• _Task brief_:
From the records below, give the number of lines that contain the string "Altınova", without any other text.

• _Given entries_:

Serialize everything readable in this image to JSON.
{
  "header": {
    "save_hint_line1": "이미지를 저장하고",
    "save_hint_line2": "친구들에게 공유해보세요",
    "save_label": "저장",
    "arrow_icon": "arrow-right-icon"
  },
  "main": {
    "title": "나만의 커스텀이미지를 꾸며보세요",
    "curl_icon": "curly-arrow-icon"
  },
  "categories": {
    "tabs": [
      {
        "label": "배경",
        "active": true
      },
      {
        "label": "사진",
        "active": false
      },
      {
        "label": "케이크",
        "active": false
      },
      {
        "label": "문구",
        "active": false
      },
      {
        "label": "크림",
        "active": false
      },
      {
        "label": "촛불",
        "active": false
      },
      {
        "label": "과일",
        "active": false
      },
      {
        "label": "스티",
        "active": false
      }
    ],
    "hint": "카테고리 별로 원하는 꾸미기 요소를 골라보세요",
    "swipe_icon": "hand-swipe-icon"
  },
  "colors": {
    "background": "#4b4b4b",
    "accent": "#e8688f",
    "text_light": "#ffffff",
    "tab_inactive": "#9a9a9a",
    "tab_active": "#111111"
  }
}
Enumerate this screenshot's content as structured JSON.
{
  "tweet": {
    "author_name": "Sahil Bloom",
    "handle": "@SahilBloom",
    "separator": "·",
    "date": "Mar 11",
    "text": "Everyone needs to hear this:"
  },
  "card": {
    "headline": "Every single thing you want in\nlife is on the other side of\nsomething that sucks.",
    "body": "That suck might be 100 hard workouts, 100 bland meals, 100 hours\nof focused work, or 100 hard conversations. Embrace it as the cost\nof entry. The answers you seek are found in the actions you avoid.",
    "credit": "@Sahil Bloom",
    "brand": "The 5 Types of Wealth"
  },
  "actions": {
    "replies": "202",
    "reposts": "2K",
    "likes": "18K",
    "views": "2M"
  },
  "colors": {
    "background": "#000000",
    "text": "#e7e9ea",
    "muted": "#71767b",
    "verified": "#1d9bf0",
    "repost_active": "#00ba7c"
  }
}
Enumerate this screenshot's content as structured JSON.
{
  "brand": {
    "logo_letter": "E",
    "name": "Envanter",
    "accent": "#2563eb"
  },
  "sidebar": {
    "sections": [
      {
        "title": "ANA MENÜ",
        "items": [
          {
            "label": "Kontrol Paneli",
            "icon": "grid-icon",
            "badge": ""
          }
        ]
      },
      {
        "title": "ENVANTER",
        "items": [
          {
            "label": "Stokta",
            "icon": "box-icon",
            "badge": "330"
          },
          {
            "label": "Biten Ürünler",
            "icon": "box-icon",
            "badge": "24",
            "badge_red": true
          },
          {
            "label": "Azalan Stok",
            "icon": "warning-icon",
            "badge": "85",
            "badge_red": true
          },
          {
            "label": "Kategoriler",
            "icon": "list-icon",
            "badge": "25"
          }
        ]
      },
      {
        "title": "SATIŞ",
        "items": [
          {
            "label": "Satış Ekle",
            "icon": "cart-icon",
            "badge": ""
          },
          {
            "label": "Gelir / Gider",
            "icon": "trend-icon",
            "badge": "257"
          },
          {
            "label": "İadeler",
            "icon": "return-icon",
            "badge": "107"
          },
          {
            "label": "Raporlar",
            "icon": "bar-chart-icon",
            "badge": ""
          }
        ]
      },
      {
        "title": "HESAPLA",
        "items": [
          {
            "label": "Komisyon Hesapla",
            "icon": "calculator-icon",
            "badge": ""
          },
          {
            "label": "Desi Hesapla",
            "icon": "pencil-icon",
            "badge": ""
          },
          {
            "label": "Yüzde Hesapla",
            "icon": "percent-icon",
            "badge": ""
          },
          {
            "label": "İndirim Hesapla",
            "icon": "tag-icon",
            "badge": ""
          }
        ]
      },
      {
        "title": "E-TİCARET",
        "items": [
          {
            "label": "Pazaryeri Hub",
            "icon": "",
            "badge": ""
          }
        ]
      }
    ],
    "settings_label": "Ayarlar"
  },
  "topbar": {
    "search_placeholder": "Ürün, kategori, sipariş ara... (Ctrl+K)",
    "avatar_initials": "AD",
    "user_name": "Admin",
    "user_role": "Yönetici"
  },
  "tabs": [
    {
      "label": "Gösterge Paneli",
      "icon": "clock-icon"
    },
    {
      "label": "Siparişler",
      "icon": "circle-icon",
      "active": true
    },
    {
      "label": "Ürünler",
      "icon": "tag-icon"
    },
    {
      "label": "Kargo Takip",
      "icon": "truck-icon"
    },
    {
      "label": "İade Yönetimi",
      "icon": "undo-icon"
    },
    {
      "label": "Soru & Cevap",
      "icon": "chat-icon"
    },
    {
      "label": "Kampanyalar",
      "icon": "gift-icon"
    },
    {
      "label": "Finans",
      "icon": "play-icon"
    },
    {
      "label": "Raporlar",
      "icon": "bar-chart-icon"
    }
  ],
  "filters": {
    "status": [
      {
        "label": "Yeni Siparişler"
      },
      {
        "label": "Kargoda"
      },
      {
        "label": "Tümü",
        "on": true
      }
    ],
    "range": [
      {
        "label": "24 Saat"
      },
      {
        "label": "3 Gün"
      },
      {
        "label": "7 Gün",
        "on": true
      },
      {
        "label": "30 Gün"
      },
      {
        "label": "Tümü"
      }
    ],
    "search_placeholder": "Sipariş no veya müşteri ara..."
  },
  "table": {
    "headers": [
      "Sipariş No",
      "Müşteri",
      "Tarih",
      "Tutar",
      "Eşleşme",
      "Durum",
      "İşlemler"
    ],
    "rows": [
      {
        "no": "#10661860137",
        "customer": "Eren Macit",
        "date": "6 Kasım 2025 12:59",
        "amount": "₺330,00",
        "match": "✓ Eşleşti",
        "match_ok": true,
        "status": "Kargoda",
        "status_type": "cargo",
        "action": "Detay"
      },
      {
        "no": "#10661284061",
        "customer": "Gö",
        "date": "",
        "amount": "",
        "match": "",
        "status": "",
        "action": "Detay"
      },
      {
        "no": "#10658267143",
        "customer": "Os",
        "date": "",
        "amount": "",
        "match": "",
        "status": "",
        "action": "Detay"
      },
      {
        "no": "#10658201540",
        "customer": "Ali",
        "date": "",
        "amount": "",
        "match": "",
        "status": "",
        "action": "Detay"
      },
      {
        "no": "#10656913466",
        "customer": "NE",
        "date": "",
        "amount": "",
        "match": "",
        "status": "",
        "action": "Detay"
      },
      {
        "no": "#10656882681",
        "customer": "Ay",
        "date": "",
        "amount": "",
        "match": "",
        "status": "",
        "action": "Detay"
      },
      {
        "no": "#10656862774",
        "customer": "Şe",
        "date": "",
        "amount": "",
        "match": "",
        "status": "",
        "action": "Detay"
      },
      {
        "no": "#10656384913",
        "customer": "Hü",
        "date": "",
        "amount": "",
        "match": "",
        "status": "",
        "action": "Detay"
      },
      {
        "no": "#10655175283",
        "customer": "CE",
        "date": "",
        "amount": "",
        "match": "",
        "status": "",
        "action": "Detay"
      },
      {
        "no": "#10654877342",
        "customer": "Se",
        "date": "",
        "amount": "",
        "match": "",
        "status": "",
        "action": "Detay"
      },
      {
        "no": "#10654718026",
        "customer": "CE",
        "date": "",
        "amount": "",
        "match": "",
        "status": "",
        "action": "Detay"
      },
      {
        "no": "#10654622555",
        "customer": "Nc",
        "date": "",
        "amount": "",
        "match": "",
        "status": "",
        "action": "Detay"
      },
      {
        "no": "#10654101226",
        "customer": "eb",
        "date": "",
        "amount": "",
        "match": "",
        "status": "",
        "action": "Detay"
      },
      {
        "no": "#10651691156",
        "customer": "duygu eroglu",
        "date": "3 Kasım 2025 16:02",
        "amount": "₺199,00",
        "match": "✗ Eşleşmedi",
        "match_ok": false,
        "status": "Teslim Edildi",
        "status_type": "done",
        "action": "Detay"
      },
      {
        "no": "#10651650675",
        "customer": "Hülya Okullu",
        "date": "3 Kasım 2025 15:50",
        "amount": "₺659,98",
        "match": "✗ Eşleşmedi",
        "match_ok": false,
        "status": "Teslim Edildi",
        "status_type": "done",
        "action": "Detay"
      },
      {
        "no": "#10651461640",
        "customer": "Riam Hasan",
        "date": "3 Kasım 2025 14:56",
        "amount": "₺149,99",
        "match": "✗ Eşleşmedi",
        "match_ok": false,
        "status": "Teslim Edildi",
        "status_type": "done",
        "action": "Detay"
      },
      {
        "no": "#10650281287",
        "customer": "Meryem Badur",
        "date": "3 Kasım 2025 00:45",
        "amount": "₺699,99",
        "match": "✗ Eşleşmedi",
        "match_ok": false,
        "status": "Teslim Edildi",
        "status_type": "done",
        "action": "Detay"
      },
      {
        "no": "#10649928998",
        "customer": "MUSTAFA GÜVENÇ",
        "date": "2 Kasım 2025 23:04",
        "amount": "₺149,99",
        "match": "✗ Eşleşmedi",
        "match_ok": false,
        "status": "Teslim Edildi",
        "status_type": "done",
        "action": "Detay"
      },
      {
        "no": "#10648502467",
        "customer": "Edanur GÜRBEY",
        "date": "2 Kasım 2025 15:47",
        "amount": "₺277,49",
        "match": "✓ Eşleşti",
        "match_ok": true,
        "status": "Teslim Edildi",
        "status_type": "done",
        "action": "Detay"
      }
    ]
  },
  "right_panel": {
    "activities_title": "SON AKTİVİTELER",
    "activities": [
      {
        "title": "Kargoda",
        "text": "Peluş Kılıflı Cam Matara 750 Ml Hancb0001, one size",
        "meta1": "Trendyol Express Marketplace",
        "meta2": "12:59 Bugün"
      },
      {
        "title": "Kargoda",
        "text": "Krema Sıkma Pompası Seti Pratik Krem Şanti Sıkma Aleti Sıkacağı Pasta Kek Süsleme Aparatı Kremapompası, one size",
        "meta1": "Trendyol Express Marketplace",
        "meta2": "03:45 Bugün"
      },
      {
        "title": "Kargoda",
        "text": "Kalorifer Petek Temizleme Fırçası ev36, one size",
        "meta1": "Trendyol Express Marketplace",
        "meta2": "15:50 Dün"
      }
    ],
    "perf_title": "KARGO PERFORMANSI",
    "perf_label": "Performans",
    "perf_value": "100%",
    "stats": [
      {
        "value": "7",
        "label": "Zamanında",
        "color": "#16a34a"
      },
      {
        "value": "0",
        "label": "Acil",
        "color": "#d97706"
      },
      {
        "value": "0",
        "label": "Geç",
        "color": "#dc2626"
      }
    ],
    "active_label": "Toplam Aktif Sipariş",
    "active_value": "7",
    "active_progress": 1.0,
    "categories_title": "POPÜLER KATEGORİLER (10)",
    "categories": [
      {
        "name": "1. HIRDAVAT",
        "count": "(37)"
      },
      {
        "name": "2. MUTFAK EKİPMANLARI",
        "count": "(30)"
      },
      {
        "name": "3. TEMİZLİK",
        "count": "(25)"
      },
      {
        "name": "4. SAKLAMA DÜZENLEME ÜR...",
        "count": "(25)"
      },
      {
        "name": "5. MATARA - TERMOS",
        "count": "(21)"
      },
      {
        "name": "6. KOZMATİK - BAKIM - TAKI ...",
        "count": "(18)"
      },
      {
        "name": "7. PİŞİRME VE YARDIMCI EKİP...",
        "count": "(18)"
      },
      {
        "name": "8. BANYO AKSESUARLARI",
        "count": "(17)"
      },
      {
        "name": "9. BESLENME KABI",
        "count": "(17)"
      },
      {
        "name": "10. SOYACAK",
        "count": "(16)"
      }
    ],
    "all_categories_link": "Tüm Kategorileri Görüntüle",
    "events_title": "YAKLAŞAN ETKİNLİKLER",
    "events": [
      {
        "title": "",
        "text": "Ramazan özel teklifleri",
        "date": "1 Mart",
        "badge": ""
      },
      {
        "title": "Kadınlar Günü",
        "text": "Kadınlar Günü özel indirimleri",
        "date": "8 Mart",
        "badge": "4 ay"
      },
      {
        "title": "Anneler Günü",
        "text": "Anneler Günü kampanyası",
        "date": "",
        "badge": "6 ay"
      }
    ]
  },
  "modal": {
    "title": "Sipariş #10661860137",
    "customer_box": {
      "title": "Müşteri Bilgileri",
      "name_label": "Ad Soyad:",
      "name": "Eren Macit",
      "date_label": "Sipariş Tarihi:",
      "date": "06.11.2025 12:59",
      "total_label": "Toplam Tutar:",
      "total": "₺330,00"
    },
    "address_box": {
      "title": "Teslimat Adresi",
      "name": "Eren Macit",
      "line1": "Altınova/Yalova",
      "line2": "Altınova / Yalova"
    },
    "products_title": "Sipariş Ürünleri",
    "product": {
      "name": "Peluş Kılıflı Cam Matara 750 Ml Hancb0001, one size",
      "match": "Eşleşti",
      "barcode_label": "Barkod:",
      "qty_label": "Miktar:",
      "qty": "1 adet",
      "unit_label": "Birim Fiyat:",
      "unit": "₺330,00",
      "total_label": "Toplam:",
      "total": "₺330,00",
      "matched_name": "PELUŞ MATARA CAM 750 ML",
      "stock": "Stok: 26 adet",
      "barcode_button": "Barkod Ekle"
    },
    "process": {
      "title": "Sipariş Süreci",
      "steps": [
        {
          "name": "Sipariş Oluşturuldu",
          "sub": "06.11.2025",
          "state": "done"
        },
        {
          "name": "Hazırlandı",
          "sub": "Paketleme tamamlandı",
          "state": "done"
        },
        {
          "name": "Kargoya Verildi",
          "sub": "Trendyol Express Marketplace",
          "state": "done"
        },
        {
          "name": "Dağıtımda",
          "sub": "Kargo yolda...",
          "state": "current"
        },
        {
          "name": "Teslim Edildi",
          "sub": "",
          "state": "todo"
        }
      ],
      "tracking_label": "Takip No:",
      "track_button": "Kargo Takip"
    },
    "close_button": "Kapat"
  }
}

• _Task output_:
2